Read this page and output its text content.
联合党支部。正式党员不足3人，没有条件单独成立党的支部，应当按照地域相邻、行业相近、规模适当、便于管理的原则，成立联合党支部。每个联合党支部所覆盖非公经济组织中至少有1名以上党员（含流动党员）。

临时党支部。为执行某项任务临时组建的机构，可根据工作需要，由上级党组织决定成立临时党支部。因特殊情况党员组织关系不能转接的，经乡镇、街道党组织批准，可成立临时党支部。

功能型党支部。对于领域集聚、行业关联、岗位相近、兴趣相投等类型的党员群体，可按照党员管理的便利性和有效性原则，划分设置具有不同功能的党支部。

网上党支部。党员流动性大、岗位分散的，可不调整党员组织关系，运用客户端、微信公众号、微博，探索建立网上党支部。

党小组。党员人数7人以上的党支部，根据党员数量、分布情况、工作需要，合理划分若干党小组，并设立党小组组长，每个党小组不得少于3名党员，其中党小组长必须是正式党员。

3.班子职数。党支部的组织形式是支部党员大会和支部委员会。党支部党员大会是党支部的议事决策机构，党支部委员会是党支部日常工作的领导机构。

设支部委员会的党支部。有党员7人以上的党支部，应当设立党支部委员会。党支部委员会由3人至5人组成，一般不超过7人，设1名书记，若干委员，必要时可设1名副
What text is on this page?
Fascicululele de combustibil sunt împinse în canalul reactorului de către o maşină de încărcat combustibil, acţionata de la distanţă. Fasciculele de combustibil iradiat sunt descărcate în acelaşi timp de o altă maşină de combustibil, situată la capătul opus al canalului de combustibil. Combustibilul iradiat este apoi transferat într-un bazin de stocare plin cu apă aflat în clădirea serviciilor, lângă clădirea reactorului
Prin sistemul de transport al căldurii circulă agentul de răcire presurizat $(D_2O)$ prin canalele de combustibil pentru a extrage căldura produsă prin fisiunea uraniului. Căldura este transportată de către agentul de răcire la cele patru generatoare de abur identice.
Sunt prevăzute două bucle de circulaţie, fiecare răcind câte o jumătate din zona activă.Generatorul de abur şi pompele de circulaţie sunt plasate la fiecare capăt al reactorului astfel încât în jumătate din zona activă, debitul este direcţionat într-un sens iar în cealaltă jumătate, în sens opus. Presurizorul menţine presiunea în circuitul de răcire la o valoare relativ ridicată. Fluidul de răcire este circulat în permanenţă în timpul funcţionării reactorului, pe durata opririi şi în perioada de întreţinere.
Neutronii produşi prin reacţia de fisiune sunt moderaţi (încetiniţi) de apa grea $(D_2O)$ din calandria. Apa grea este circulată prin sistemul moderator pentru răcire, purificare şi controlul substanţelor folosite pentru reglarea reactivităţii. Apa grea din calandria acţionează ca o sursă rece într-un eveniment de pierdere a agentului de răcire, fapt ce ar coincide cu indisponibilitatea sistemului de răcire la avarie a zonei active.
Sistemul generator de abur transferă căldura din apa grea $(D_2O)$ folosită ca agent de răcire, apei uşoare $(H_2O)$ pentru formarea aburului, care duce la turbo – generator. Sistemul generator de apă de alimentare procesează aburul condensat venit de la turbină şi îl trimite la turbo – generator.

━━━━━━━━━━━━━━━━━━━━

__Task details__. Write out the records shown above, exactly as they appear.

__Response to this exercise__.
Read this page and output its text content.
联合党支部。正式党员不足3人，没有条件单独成立党的支部，应当按照地域相邻、行业相近、规模适当、便于管理的原则，成立联合党支部。每个联合党支部所覆盖非公经济组织中至少有1名以上党员（含流动党员）。

临时党支部。为执行某项任务临时组建的机构，可根据工作需要，由上级党组织决定成立临时党支部。因特殊情况党员组织关系不能转接的，经乡镇、街道党组织批准，可成立临时党支部。

功能型党支部。对于领域集聚、行业关联、岗位相近、兴趣相投等类型的党员群体，可按照党员管理的便利性和有效性原则，划分设置具有不同功能的党支部。

网上党支部。党员流动性大、岗位分散的，可不调整党员组织关系，运用客户端、微信公众号、微博，探索建立网上党支部。

党小组。党员人数7人以上的党支部，根据党员数量、分布情况、工作需要，合理划分若干党小组，并设立党小组组长，每个党小组不得少于3名党员，其中党小组长必须是正式党员。

3.班子职数。党支部的组织形式是支部党员大会和支部委员会。党支部党员大会是党支部的议事决策机构，党支部委员会是党支部日常工作的领导机构。

设支部委员会的党支部。有党员7人以上的党支部，应当设立党支部委员会。党支部委员会由3人至5人组成，一般不超过7人，设1名书记，若干委员，必要时可设1名副
What text is on this page?
Fascicululele de combustibil sunt împinse în canalul reactorului de către o maşină de încărcat combustibil, acţionata de la distanţă. Fasciculele de combustibil iradiat sunt descărcate în acelaşi timp de o altă maşină de combustibil, situată la capătul opus al canalului de combustibil. Combustibilul iradiat este apoi transferat într-un bazin de stocare plin cu apă aflat în clădirea serviciilor, lângă clădirea reactorului
Prin sistemul de transport al căldurii circulă agentul de răcire presurizat $(D_2O)$ prin canalele de combustibil pentru a extrage căldura produsă prin fisiunea uraniului. Căldura este transportată de către agentul de răcire la cele patru generatoare de abur identice.
Sunt prevăzute două bucle de circulaţie, fiecare răcind câte o jumătate din zona activă.Generatorul de abur şi pompele de circulaţie sunt plasate la fiecare capăt al reactorului astfel încât în jumătate din zona activă, debitul este direcţionat într-un sens iar în cealaltă jumătate, în sens opus. Presurizorul menţine presiunea în circuitul de răcire la o valoare relativ ridicată. Fluidul de răcire este circulat în permanenţă în timpul funcţionării reactorului, pe durata opririi şi în perioada de întreţinere.
Neutronii produşi prin reacţia de fisiune sunt moderaţi (încetiniţi) de apa grea $(D_2O)$ din calandria. Apa grea este circulată prin sistemul moderator pentru răcire, purificare şi controlul substanţelor folosite pentru reglarea reactivităţii. Apa grea din calandria acţionează ca o sursă rece într-un eveniment de pierdere a agentului de răcire, fapt ce ar coincide cu indisponibilitatea sistemului de răcire la avarie a zonei active.
Sistemul generator de abur transferă căldura din apa grea $(D_2O)$ folosită ca agent de răcire, apei uşoare $(H_2O)$ pentru formarea aburului, care duce la turbo – generator. Sistemul generator de apă de alimentare procesează aburul condensat venit de la turbină şi îl trimite la turbo – generator.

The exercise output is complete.